Fragmento de la página:

----------------

Urgente: ¡viven!
La tragedia de los Andes,una de las grandes historias del siglo XX, primero fue una noticia. Y marcó a los periodistas que la cubrieron.
LUIS PRATS06 nov 2016
"Vengo de un avión que cayó en las montañas". La nota que Fernando Parrado le arrojó al arriero chileno a través de un río era la diferencia entre la vida y la muerte para 16 jóvenes uruguayos en los Andes. "Santiago, urgente. Afirman que aparecieron dos sobrevivientes del avión uruguayo", era un cable que para los periodistas podía significar la noticia del año —de muchos años—, o bien otra falsa alerta, de varias que se registraron desde que el avión Fairchild F-227 de la Fuerza Aérea se perdiera en la cordillera el 13 de octubre de 1972.
En los 44 años posteriores, la tragedia (o el milagro) de los Andes se contó muchas veces, en libros, películas, entrevistas o conferencias. Pero hubo un primer relato, el que el periodismo de la época fue brindando durante tres meses dramáticos. El impacto de la desaparición de la aeronave, la búsqueda infructuosa, la esperanza que se iba desvaneciendo salvo en los corazones de los familiares, hasta el anuncio de la aparición de Canessa y Parrado, después de otros 14 viajeros, el asombro del mundo y finalmente, el regreso al país para empezar a contar esa historia. Este es el repaso de aquella cobertura. Y también un homenaje para los colegas que vibraron y se emocionaron con la información, aun con medios técnicos muy distantes de los actuales.

----------------

Tarea asignada A:
Responde, según el artículo sobre la tragedia de los Andes:
(i) ¿Qué decía la nota que Fernando Parrado le arrojó al arriero chileno?
(ii) ¿En qué fecha se perdió el avión en la cordillera?
(iii) ¿Durante cuánto tiempo fue brindando su relato el periodismo de la época?
Tarea asignada B: Continúa el artículo sobre la tragedia de los Andes a partir de su último párrafo.

----------------

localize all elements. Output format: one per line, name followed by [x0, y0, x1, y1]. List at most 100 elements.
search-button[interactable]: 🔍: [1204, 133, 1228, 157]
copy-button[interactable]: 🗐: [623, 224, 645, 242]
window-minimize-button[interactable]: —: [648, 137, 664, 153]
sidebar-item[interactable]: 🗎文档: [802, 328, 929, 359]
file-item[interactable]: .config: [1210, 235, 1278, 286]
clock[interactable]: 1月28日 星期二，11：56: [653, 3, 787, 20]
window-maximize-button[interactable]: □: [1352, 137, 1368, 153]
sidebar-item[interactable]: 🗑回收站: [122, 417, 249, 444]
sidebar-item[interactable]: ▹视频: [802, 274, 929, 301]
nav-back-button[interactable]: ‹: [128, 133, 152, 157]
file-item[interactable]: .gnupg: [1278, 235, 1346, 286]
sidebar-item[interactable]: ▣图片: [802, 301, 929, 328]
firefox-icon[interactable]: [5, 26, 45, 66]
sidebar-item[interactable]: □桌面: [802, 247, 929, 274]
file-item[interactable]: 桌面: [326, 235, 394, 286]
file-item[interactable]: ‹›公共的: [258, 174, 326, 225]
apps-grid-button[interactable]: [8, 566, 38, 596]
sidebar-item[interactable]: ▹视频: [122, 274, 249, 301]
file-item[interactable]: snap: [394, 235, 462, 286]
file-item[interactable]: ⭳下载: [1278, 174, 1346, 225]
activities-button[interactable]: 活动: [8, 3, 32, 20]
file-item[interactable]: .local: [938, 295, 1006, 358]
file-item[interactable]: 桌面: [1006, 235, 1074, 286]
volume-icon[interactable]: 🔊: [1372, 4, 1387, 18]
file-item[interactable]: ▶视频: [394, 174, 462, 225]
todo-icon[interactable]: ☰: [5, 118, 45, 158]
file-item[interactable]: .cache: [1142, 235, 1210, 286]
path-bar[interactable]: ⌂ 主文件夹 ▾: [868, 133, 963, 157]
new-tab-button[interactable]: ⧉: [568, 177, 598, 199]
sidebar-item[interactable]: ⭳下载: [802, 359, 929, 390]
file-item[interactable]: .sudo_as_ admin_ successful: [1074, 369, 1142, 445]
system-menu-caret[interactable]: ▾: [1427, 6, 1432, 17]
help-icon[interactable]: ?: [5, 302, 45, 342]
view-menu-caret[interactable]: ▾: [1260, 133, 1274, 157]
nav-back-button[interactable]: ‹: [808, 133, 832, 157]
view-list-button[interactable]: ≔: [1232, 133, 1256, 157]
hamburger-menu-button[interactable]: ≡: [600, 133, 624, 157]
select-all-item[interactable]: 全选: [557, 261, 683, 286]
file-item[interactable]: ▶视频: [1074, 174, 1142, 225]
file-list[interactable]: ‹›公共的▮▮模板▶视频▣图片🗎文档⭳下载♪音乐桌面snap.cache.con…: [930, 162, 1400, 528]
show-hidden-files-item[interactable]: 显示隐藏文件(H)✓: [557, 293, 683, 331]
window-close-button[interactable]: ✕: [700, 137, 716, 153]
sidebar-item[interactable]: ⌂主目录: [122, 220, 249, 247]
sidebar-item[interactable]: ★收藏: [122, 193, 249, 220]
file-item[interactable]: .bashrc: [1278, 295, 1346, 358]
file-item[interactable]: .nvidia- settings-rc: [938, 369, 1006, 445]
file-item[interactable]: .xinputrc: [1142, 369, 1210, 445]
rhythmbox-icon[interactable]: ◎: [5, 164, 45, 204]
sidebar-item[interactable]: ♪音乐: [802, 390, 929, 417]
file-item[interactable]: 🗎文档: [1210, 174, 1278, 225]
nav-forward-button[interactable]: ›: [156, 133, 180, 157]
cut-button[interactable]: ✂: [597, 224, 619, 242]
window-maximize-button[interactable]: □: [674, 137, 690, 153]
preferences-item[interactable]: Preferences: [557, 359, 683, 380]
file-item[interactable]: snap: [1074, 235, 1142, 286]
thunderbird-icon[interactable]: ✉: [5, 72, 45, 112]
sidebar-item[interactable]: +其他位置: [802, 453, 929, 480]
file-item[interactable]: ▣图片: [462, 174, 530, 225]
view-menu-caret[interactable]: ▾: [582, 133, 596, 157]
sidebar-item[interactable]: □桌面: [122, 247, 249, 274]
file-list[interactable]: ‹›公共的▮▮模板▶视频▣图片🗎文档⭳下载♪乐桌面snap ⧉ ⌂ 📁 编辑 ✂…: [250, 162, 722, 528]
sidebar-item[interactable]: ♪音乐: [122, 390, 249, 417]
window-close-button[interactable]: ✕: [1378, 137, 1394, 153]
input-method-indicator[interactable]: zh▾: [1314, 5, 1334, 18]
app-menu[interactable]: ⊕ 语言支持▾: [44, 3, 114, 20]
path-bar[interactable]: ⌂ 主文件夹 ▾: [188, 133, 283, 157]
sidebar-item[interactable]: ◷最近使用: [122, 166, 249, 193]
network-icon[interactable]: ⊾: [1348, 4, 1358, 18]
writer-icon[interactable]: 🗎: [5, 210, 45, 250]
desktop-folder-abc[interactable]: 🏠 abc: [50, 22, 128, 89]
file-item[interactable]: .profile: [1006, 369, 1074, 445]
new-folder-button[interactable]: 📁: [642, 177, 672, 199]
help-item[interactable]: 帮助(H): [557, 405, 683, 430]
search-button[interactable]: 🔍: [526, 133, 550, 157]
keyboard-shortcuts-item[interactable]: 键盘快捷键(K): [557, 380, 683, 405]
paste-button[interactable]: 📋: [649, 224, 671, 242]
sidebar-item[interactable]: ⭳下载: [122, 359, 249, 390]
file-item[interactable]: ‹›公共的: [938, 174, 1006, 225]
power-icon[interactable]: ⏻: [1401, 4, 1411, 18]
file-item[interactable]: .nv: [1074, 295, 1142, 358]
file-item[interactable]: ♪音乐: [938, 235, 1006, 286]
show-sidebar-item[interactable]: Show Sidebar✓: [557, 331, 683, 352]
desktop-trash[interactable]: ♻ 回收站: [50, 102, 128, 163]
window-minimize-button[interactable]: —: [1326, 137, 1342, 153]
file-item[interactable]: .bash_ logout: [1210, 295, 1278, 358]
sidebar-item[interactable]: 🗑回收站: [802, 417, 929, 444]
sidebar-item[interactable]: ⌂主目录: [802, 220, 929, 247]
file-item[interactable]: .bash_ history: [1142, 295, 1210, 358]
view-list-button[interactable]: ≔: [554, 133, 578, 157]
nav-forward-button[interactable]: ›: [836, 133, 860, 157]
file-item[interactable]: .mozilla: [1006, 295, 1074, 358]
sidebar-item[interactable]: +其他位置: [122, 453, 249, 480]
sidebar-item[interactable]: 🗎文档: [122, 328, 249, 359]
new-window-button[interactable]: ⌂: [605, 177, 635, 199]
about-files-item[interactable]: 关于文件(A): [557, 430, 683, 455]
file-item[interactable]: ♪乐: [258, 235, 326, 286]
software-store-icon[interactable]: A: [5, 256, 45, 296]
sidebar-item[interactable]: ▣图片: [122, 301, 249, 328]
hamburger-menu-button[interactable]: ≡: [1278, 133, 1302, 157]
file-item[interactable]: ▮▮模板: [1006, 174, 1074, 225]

----------------

Resultado de la tarea A:
(i) "Vengo de un avión que cayó en las montañas".
(ii) El 13 de octubre de 1972.
(iii) Durante tres meses.

Resultado de la tarea B:
Alerta.
Una campanilla, apenas una campanilla, dio el primer anuncio el jueves 21 de diciembre de 1972. En aquellos tiempos sin Internet, celulares ni redes sociales, cuando una llamada internacional debía solicitarse al operador de UTE (ni siquiera existía Antel) y la demora podía extenderse a varias horas, los periodistas recurrieron a radioaficionados, que los conectaban con colegas en Chile detrás de lo poco que se sabía del avión perdido luego del 13 de octubre.
La otra conexión con el mundo eran las teletipos. Ubicadas en un rincón estratégico de las redacciones de diarios y radios, recibían los despachos de las agencias informativas y los imprimían a toda velocidad en largos rollos de papel. Y tenían una campanilla, cuyo repiqueteo alertaba cuando llegaba una noticia importante.